#### What you have to do
Word for word, restate every line of the material.

#### Source data

++++

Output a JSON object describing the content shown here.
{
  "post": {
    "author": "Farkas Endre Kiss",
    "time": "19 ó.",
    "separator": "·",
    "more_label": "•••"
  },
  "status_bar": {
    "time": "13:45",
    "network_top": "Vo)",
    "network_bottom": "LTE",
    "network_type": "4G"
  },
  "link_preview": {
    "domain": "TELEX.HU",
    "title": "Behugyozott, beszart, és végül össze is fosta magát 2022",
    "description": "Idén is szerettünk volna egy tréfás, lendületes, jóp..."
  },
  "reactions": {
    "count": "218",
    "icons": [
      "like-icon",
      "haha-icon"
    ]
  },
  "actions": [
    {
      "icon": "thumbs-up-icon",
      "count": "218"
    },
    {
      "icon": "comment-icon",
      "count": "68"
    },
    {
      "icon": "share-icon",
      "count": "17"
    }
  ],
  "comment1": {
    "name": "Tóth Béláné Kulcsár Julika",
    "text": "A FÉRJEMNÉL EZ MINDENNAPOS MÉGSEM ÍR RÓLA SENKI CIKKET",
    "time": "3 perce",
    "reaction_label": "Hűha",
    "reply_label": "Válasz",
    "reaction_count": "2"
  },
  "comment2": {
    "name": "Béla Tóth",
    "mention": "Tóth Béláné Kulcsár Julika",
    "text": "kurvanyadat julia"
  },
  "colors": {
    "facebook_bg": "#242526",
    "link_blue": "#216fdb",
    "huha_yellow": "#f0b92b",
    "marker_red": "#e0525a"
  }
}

++++

#### Written answer
Output a JSON object describing the content shown here.
{
  "post": {
    "author": "Farkas Endre Kiss",
    "time": "19 ó.",
    "separator": "·",
    "more_label": "•••"
  },
  "status_bar": {
    "time": "13:45",
    "network_top": "Vo)",
    "network_bottom": "LTE",
    "network_type": "4G"
  },
  "link_preview": {
    "domain": "TELEX.HU",
    "title": "Behugyozott, beszart, és végül össze is fosta magát 2022",
    "description": "Idén is szerettünk volna egy tréfás, lendületes, jóp..."
  },
  "reactions": {
    "count": "218",
    "icons": [
      "like-icon",
      "haha-icon"
    ]
  },
  "actions": [
    {
      "icon": "thumbs-up-icon",
      "count": "218"
    },
    {
      "icon": "comment-icon",
      "count": "68"
    },
    {
      "icon": "share-icon",
      "count": "17"
    }
  ],
  "comment1": {
    "name": "Tóth Béláné Kulcsár Julika",
    "text": "A FÉRJEMNÉL EZ MINDENNAPOS MÉGSEM ÍR RÓLA SENKI CIKKET",
    "time": "3 perce",
    "reaction_label": "Hűha",
    "reply_label": "Válasz",
    "reaction_count": "2"
  },
  "comment2": {
    "name": "Béla Tóth",
    "mention": "Tóth Béláné Kulcsár Julika",
    "text": "kurvanyadat julia"
  },
  "colors": {
    "facebook_bg": "#242526",
    "link_blue": "#216fdb",
    "huha_yellow": "#f0b92b",
    "marker_red": "#e0525a"
  }
}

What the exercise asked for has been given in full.